- TASK DIRECTIONS -
Make an exact copy of the entries, and keep any pictures out of it.

(Entries from a dataset)
==================================================
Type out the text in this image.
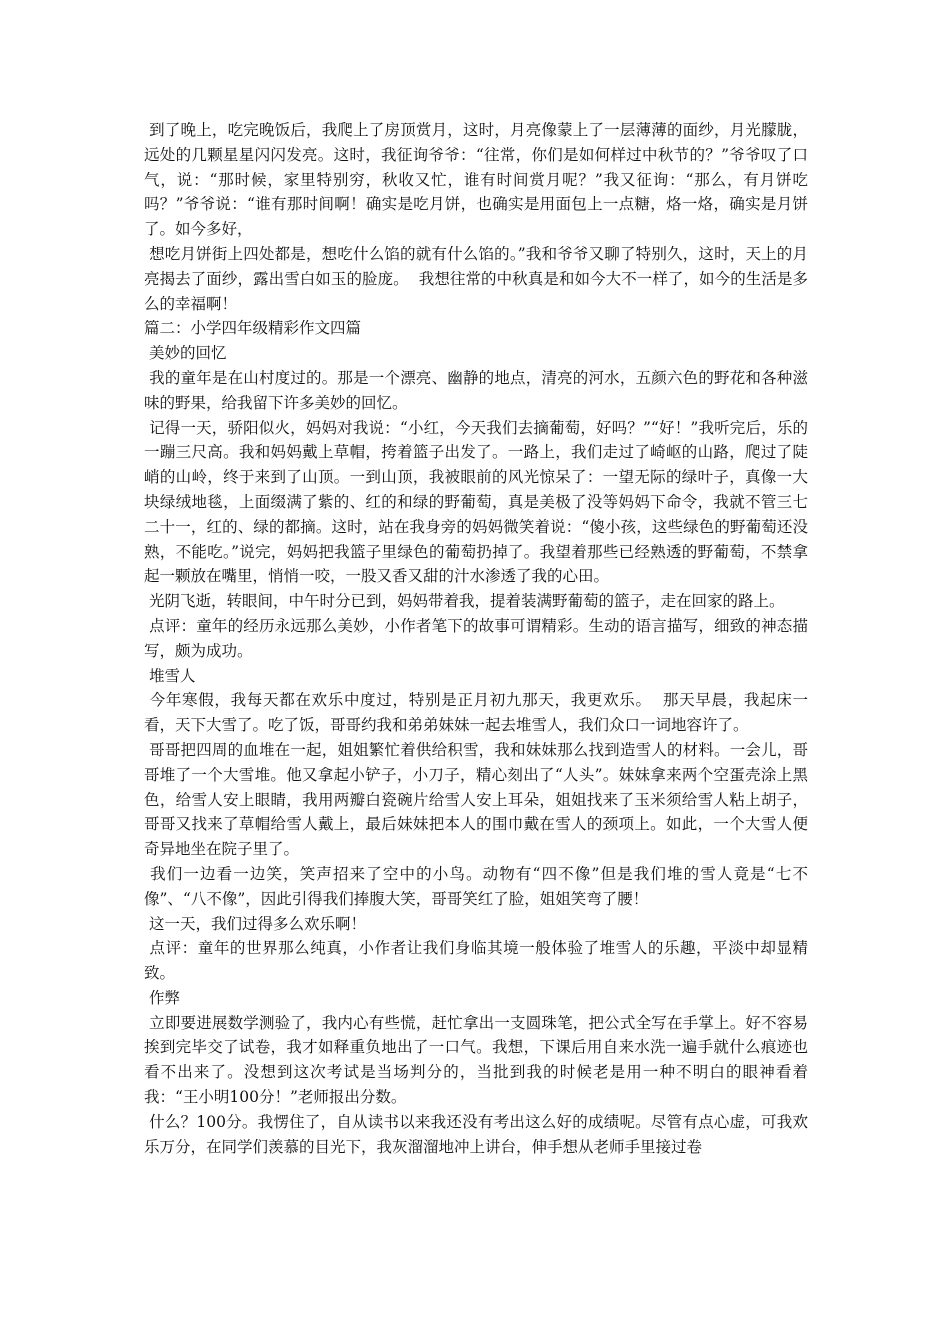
到了晚上，吃完晚饭后，我爬上了房顶赏月，这时，月亮像蒙上了一层薄薄的面纱，月光朦胧，远处的几颗星星闪闪发亮。这时，我征询爷爷：“往常，你们是如何样过中秋节的？”爷爷叹了口气，说：“那时候，家里特别穷，秋收又忙，谁有时间赏月呢？”我又征询：“那么，有月饼吃吗？”爷爷说：“谁有那时间啊！确实是吃月饼，也确实是用面包上一点糖，烙一烙，确实是月饼了。如今多好，

想吃月饼街上四处都是，想吃什么馅的就有什么馅的。”我和爷爷又聊了特别久，这时，天上的月亮揭去了面纱，露出雪白如玉的脸庞。  我想往常的中秋真是和如今大不一样了，如今的生活是多么的幸福啊！

篇二：小学四年级精彩作文四篇

美妙的回忆

我的童年是在山村度过的。那是一个漂亮、幽静的地点，清亮的河水，五颜六色的野花和各种滋味的野果，给我留下许多美妙的回忆。

记得一天，骄阳似火，妈妈对我说：“小红，今天我们去摘葡萄，好吗？”“好！”我听完后，乐的一蹦三尺高。我和妈妈戴上草帽，挎着篮子出发了。一路上，我们走过了崎岖的山路，爬过了陡峭的山岭，终于来到了山顶。一到山顶，我被眼前的风光惊呆了：一望无际的绿叶子，真像一大块绿绒地毯，上面缀满了紫的、红的和绿的野葡萄，真是美极了没等妈妈下命令，我就不管三七二十一，红的、绿的都摘。这时，站在我身旁的妈妈微笑着说：“傻小孩，这些绿色的野葡萄还没熟，不能吃。”说完，妈妈把我篮子里绿色的葡萄扔掉了。我望着那些已经熟透的野葡萄，不禁拿起一颗放在嘴里，悄悄一咬，一股又香又甜的汁水渗透了我的心田。

光阴飞逝，转眼间，中午时分已到，妈妈带着我，提着装满野葡萄的篮子，走在回家的路上。

点评：童年的经历永远那么美妙，小作者笔下的故事可谓精彩。生动的语言描写，细致的神态描写，颇为成功。

堆雪人

今年寒假，我每天都在欢乐中度过，特别是正月初九那天，我更欢乐。  那天早晨，我起床一看，天下大雪了。吃了饭，哥哥约我和弟弟妹妹一起去堆雪人，我们众口一词地容许了。

哥哥把四周的血堆在一起，姐姐繁忙着供给积雪，我和妹妹那么找到造雪人的材料。一会儿，哥哥堆了一个大雪堆。他又拿起小铲子，小刀子，精心刻出了“人头”。妹妹拿来两个空蛋壳涂上黑色，给雪人安上眼睛，我用两瓣白瓷碗片给雪人安上耳朵，姐姐找来了玉米须给雪人粘上胡子，哥哥又找来了草帽给雪人戴上，最后妹妹把本人的围巾戴在雪人的颈项上。如此，一个大雪人便奇异地坐在院子里了。

我们一边看一边笑，笑声招来了空中的小鸟。动物有“四不像”但是我们堆的雪人竟是“七不像”、“八不像”，因此引得我们捧腹大笑，哥哥笑红了脸，姐姐笑弯了腰！

这一天，我们过得多么欢乐啊！

点评：童年的世界那么纯真，小作者让我们身临其境一般体验了堆雪人的乐趣，平淡中却显精致。

作弊

立即要进展数学测验了，我内心有些慌，赶忙拿出一支圆珠笔，把公式全写在手掌上。好不容易挨到完毕交了试卷，我才如释重负地出了一口气。我想，下课后用自来水洗一遍手就什么痕迹也看不出来了。没想到这次考试是当场判分的，当批到我的时候老是用一种不明白的眼神看着我：“王小明100分！”老师报出分数。

什么？100分。我愣住了，自从读书以来我还没有考出这么好的成绩呢。尽管有点心虚，可我欢乐万分，在同学们羡慕的目光下，我灰溜溜地冲上讲台，伸手想从老师手里接过卷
==================================================
- SOLVED EXERCISE -
Type out the text in this image.
到了晚上，吃完晚饭后，我爬上了房顶赏月，这时，月亮像蒙上了一层薄薄的面纱，月光朦胧，远处的几颗星星闪闪发亮。这时，我征询爷爷：“往常，你们是如何样过中秋节的？”爷爷叹了口气，说：“那时候，家里特别穷，秋收又忙，谁有时间赏月呢？”我又征询：“那么，有月饼吃吗？”爷爷说：“谁有那时间啊！确实是吃月饼，也确实是用面包上一点糖，烙一烙，确实是月饼了。如今多好，

想吃月饼街上四处都是，想吃什么馅的就有什么馅的。”我和爷爷又聊了特别久，这时，天上的月亮揭去了面纱，露出雪白如玉的脸庞。  我想往常的中秋真是和如今大不一样了，如今的生活是多么的幸福啊！

篇二：小学四年级精彩作文四篇

美妙的回忆

我的童年是在山村度过的。那是一个漂亮、幽静的地点，清亮的河水，五颜六色的野花和各种滋味的野果，给我留下许多美妙的回忆。

记得一天，骄阳似火，妈妈对我说：“小红，今天我们去摘葡萄，好吗？”“好！”我听完后，乐的一蹦三尺高。我和妈妈戴上草帽，挎着篮子出发了。一路上，我们走过了崎岖的山路，爬过了陡峭的山岭，终于来到了山顶。一到山顶，我被眼前的风光惊呆了：一望无际的绿叶子，真像一大块绿绒地毯，上面缀满了紫的、红的和绿的野葡萄，真是美极了没等妈妈下命令，我就不管三七二十一，红的、绿的都摘。这时，站在我身旁的妈妈微笑着说：“傻小孩，这些绿色的野葡萄还没熟，不能吃。”说完，妈妈把我篮子里绿色的葡萄扔掉了。我望着那些已经熟透的野葡萄，不禁拿起一颗放在嘴里，悄悄一咬，一股又香又甜的汁水渗透了我的心田。

光阴飞逝，转眼间，中午时分已到，妈妈带着我，提着装满野葡萄的篮子，走在回家的路上。

点评：童年的经历永远那么美妙，小作者笔下的故事可谓精彩。生动的语言描写，细致的神态描写，颇为成功。

堆雪人

今年寒假，我每天都在欢乐中度过，特别是正月初九那天，我更欢乐。  那天早晨，我起床一看，天下大雪了。吃了饭，哥哥约我和弟弟妹妹一起去堆雪人，我们众口一词地容许了。

哥哥把四周的血堆在一起，姐姐繁忙着供给积雪，我和妹妹那么找到造雪人的材料。一会儿，哥哥堆了一个大雪堆。他又拿起小铲子，小刀子，精心刻出了“人头”。妹妹拿来两个空蛋壳涂上黑色，给雪人安上眼睛，我用两瓣白瓷碗片给雪人安上耳朵，姐姐找来了玉米须给雪人粘上胡子，哥哥又找来了草帽给雪人戴上，最后妹妹把本人的围巾戴在雪人的颈项上。如此，一个大雪人便奇异地坐在院子里了。

我们一边看一边笑，笑声招来了空中的小鸟。动物有“四不像”但是我们堆的雪人竟是“七不像”、“八不像”，因此引得我们捧腹大笑，哥哥笑红了脸，姐姐笑弯了腰！

这一天，我们过得多么欢乐啊！

点评：童年的世界那么纯真，小作者让我们身临其境一般体验了堆雪人的乐趣，平淡中却显精致。

作弊

立即要进展数学测验了，我内心有些慌，赶忙拿出一支圆珠笔，把公式全写在手掌上。好不容易挨到完毕交了试卷，我才如释重负地出了一口气。我想，下课后用自来水洗一遍手就什么痕迹也看不出来了。没想到这次考试是当场判分的，当批到我的时候老是用一种不明白的眼神看着我：“王小明100分！”老师报出分数。

什么？100分。我愣住了，自从读书以来我还没有考出这么好的成绩呢。尽管有点心虚，可我欢乐万分，在同学们羡慕的目光下，我灰溜溜地冲上讲台，伸手想从老师手里接过卷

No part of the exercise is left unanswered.